## Brief
Please write the listing below out again exactly, leaving every picture behind.

(Entries with figure data)
>> Start

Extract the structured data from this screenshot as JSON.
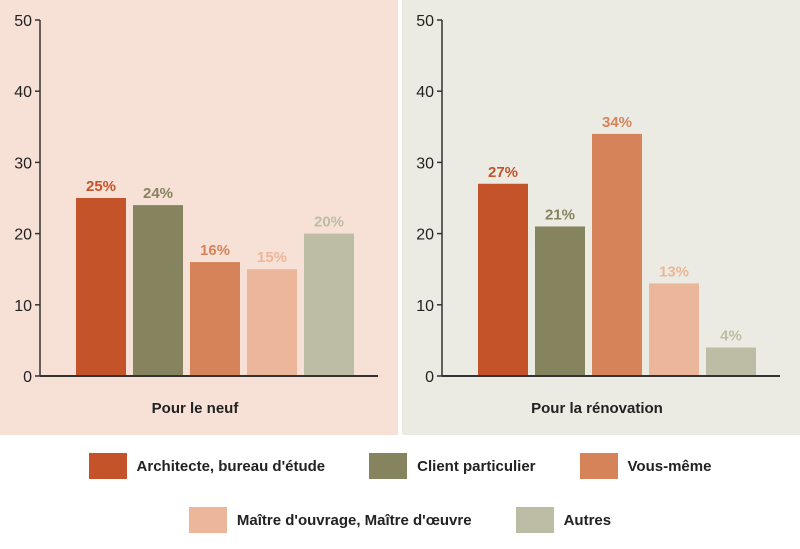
{
  "colors": {
    "panel_left_bg": "#f7e1d6",
    "panel_right_bg": "#ebebe3",
    "axis": "#333333",
    "label_text": "#222222"
  },
  "legend": [
    {
      "name": "Architecte, bureau d'étude",
      "color": "#c4532a"
    },
    {
      "name": "Client particulier",
      "color": "#85845e"
    },
    {
      "name": "Vous-même",
      "color": "#d6835a"
    },
    {
      "name": "Maître d'ouvrage, Maître d'œuvre",
      "color": "#ebb69a"
    },
    {
      "name": "Autres",
      "color": "#bdbca5"
    }
  ],
  "chart_data": [
    {
      "type": "bar",
      "xlabel": "Pour le neuf",
      "ylim": [
        0,
        50
      ],
      "yticks": [
        0,
        10,
        20,
        30,
        40,
        50
      ],
      "values": [
        25,
        24,
        16,
        15,
        20
      ],
      "data_labels": [
        "25%",
        "24%",
        "16%",
        "15%",
        "20%"
      ],
      "label_colors": [
        "#c4532a",
        "#85845e",
        "#d6835a",
        "#ebb69a",
        "#bdbca5"
      ]
    },
    {
      "type": "bar",
      "xlabel": "Pour la rénovation",
      "ylim": [
        0,
        50
      ],
      "yticks": [
        0,
        10,
        20,
        30,
        40,
        50
      ],
      "values": [
        27,
        21,
        34,
        13,
        4
      ],
      "data_labels": [
        "27%",
        "21%",
        "34%",
        "13%",
        "4%"
      ],
      "label_colors": [
        "#c4532a",
        "#85845e",
        "#d6835a",
        "#ebb69a",
        "#bdbca5"
      ]
    }
  ]
}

>> End

## Solution to the problem
Extract the structured data from this screenshot as JSON.
{
  "colors": {
    "panel_left_bg": "#f7e1d6",
    "panel_right_bg": "#ebebe3",
    "axis": "#333333",
    "label_text": "#222222"
  },
  "legend": [
    {
      "name": "Architecte, bureau d'étude",
      "color": "#c4532a"
    },
    {
      "name": "Client particulier",
      "color": "#85845e"
    },
    {
      "name": "Vous-même",
      "color": "#d6835a"
    },
    {
      "name": "Maître d'ouvrage, Maître d'œuvre",
      "color": "#ebb69a"
    },
    {
      "name": "Autres",
      "color": "#bdbca5"
    }
  ],
  "chart_data": [
    {
      "type": "bar",
      "xlabel": "Pour le neuf",
      "ylim": [
        0,
        50
      ],
      "yticks": [
        0,
        10,
        20,
        30,
        40,
        50
      ],
      "values": [
        25,
        24,
        16,
        15,
        20
      ],
      "data_labels": [
        "25%",
        "24%",
        "16%",
        "15%",
        "20%"
      ],
      "label_colors": [
        "#c4532a",
        "#85845e",
        "#d6835a",
        "#ebb69a",
        "#bdbca5"
      ]
    },
    {
      "type": "bar",
      "xlabel": "Pour la rénovation",
      "ylim": [
        0,
        50
      ],
      "yticks": [
        0,
        10,
        20,
        30,
        40,
        50
      ],
      "values": [
        27,
        21,
        34,
        13,
        4
      ],
      "data_labels": [
        "27%",
        "21%",
        "34%",
        "13%",
        "4%"
      ],
      "label_colors": [
        "#c4532a",
        "#85845e",
        "#d6835a",
        "#ebb69a",
        "#bdbca5"
      ]
    }
  ]
}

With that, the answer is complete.